- MATERIAL PROVIDED -

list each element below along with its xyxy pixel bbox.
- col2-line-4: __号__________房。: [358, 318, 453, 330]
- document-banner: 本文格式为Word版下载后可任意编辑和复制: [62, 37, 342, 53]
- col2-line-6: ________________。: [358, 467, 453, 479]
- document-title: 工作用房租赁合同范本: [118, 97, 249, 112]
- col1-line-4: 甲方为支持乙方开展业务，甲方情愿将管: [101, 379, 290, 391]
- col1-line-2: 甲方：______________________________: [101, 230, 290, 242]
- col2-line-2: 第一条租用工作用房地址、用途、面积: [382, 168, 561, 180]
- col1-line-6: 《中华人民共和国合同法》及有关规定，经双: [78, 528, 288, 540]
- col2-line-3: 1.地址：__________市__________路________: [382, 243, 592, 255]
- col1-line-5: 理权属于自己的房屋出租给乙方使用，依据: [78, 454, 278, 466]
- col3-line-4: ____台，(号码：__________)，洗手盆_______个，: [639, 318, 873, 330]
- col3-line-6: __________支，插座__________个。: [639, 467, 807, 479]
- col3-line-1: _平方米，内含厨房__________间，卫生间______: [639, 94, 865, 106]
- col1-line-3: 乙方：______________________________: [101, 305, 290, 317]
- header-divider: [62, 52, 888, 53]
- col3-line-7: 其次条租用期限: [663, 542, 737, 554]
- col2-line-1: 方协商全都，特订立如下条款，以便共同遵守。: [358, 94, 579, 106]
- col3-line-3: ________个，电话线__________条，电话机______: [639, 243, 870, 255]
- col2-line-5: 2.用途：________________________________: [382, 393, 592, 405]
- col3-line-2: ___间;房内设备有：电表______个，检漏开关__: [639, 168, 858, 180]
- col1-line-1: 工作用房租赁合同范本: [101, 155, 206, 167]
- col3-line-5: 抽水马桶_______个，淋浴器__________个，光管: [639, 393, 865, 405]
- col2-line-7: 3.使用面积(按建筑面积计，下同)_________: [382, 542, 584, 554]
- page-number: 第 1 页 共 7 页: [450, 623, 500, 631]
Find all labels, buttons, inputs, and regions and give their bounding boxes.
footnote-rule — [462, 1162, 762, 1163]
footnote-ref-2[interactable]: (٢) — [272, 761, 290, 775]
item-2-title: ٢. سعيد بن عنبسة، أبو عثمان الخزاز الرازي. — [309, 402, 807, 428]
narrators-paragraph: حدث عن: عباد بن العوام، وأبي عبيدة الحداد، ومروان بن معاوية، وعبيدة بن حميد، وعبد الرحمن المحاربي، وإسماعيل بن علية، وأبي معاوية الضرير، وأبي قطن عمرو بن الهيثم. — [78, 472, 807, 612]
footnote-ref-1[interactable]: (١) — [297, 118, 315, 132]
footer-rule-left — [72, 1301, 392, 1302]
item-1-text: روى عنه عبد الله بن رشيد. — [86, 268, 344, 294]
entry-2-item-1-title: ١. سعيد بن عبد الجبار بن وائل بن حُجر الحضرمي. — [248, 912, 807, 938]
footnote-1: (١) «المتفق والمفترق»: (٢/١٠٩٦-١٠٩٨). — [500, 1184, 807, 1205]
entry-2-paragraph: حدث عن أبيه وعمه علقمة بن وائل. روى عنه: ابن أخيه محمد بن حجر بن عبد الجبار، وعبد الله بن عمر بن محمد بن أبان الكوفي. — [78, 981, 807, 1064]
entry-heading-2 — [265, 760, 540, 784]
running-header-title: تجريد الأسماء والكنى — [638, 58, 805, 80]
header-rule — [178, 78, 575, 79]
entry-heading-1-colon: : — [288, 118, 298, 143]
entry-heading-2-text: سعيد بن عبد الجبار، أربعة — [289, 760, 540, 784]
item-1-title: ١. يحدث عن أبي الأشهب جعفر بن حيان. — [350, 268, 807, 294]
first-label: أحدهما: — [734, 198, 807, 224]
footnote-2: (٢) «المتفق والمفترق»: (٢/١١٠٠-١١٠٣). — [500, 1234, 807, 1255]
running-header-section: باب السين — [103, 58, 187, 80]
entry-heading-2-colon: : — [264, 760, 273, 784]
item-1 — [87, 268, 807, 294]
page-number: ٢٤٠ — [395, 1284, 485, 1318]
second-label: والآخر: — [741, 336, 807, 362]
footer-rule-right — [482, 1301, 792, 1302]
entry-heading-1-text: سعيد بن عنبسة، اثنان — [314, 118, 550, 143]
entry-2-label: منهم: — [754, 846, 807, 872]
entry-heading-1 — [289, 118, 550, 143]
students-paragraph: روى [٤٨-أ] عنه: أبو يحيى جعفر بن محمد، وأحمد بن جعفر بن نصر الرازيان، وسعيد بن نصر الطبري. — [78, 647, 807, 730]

- EXERCISE GOAL -
Transcribe every line of the data above character for character, with nothing left out or changed.

- RESPONSE TO THIS TASK -
list each element below along with its xyxy pixel bbox.
- col2-line-4: __号__________房。: [358, 318, 453, 330]
- document-banner: 本文格式为Word版下载后可任意编辑和复制: [62, 37, 342, 53]
- col2-line-6: ________________。: [358, 467, 453, 479]
- document-title: 工作用房租赁合同范本: [118, 97, 249, 112]
- col1-line-4: 甲方为支持乙方开展业务，甲方情愿将管: [101, 379, 290, 391]
- col1-line-2: 甲方：______________________________: [101, 230, 290, 242]
- col2-line-2: 第一条租用工作用房地址、用途、面积: [382, 168, 561, 180]
- col1-line-6: 《中华人民共和国合同法》及有关规定，经双: [78, 528, 288, 540]
- col2-line-3: 1.地址：__________市__________路________: [382, 243, 592, 255]
- col1-line-5: 理权属于自己的房屋出租给乙方使用，依据: [78, 454, 278, 466]
- col3-line-4: ____台，(号码：__________)，洗手盆_______个，: [639, 318, 873, 330]
- col3-line-6: __________支，插座__________个。: [639, 467, 807, 479]
- col3-line-1: _平方米，内含厨房__________间，卫生间______: [639, 94, 865, 106]
- col1-line-3: 乙方：______________________________: [101, 305, 290, 317]
- header-divider: [62, 52, 888, 53]
- col3-line-7: 其次条租用期限: [663, 542, 737, 554]
- col2-line-1: 方协商全都，特订立如下条款，以便共同遵守。: [358, 94, 579, 106]
- col3-line-3: ________个，电话线__________条，电话机______: [639, 243, 870, 255]
- col2-line-5: 2.用途：________________________________: [382, 393, 592, 405]
- col3-line-2: ___间;房内设备有：电表______个，检漏开关__: [639, 168, 858, 180]
- col1-line-1: 工作用房租赁合同范本: [101, 155, 206, 167]
- col3-line-5: 抽水马桶_______个，淋浴器__________个，光管: [639, 393, 865, 405]
- col2-line-7: 3.使用面积(按建筑面积计，下同)_________: [382, 542, 584, 554]
- page-number: 第 1 页 共 7 页: [450, 623, 500, 631]
Find all labels, buttons, inputs, and regions and give their bounding boxes.
footnote-rule — [462, 1162, 762, 1163]
footnote-ref-2[interactable]: (٢) — [272, 761, 290, 775]
item-2-title: ٢. سعيد بن عنبسة، أبو عثمان الخزاز الرازي. — [309, 402, 807, 428]
narrators-paragraph: حدث عن: عباد بن العوام، وأبي عبيدة الحداد، ومروان بن معاوية، وعبيدة بن حميد، وعبد الرحمن المحاربي، وإسماعيل بن علية، وأبي معاوية الضرير، وأبي قطن عمرو بن الهيثم. — [78, 472, 807, 612]
footnote-ref-1[interactable]: (١) — [297, 118, 315, 132]
footer-rule-left — [72, 1301, 392, 1302]
item-1-text: روى عنه عبد الله بن رشيد. — [86, 268, 344, 294]
entry-2-item-1-title: ١. سعيد بن عبد الجبار بن وائل بن حُجر الحضرمي. — [248, 912, 807, 938]
footnote-1: (١) «المتفق والمفترق»: (٢/١٠٩٦-١٠٩٨). — [500, 1184, 807, 1205]
entry-2-paragraph: حدث عن أبيه وعمه علقمة بن وائل. روى عنه: ابن أخيه محمد بن حجر بن عبد الجبار، وعبد الله بن عمر بن محمد بن أبان الكوفي. — [78, 981, 807, 1064]
entry-heading-2 — [265, 760, 540, 784]
running-header-title: تجريد الأسماء والكنى — [638, 58, 805, 80]
header-rule — [178, 78, 575, 79]
entry-heading-1-colon: : — [288, 118, 298, 143]
entry-heading-2-text: سعيد بن عبد الجبار، أربعة — [289, 760, 540, 784]
item-1-title: ١. يحدث عن أبي الأشهب جعفر بن حيان. — [350, 268, 807, 294]
first-label: أحدهما: — [734, 198, 807, 224]
footnote-2: (٢) «المتفق والمفترق»: (٢/١١٠٠-١١٠٣). — [500, 1234, 807, 1255]
running-header-section: باب السين — [103, 58, 187, 80]
entry-heading-2-colon: : — [264, 760, 273, 784]
item-1 — [87, 268, 807, 294]
page-number: ٢٤٠ — [395, 1284, 485, 1318]
second-label: والآخر: — [741, 336, 807, 362]
footer-rule-right — [482, 1301, 792, 1302]
entry-heading-1-text: سعيد بن عنبسة، اثنان — [314, 118, 550, 143]
entry-2-label: منهم: — [754, 846, 807, 872]
entry-heading-1 — [289, 118, 550, 143]
students-paragraph: روى [٤٨-أ] عنه: أبو يحيى جعفر بن محمد، وأحمد بن جعفر بن نصر الرازيان، وسعيد بن نصر الطبري. — [78, 647, 807, 730]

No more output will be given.